Given request
Only the number is wanted: how many lines hold the word "this"?

Dataset
* * * * * * *
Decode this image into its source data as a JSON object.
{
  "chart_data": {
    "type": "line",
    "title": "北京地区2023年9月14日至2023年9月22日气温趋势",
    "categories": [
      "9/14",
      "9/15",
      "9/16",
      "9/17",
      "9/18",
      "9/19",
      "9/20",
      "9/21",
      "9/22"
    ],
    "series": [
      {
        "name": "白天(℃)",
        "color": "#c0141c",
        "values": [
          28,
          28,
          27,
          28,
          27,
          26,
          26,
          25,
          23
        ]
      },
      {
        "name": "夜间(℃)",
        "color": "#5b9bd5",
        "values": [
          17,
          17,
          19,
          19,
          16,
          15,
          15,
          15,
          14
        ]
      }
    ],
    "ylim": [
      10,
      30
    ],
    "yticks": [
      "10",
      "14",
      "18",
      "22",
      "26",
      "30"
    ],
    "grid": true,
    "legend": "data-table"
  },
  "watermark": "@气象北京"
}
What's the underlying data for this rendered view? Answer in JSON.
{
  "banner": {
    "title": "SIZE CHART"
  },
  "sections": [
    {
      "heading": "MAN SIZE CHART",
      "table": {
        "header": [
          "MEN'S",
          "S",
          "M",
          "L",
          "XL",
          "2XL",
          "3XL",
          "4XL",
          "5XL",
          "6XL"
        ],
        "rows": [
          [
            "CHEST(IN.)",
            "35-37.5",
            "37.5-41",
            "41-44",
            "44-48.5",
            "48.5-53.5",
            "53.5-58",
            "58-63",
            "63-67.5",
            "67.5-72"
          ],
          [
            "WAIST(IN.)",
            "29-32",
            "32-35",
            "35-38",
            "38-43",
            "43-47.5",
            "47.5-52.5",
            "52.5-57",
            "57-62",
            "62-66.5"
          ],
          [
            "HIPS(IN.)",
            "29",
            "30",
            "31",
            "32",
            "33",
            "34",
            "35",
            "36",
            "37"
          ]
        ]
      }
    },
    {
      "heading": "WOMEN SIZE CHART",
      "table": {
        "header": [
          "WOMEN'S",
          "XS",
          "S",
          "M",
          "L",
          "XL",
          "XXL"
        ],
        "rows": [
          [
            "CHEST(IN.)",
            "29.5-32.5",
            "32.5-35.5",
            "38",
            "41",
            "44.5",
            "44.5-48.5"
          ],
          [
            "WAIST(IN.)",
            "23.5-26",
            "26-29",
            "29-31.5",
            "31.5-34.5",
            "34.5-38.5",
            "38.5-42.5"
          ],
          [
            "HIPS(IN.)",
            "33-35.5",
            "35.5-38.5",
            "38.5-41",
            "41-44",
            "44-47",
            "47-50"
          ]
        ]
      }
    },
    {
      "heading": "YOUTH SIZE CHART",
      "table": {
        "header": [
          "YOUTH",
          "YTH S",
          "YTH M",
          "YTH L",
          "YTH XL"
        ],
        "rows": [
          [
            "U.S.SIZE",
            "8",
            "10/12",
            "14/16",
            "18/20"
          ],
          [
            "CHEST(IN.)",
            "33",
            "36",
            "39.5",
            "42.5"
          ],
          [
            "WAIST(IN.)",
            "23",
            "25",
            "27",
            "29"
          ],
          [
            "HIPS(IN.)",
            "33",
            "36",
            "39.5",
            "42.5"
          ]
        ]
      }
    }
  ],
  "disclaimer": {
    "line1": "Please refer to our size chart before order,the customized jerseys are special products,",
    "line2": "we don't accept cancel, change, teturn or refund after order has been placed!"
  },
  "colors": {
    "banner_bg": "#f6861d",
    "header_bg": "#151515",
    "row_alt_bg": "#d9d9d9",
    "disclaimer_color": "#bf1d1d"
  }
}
* * * * * * *
Answer to the task
2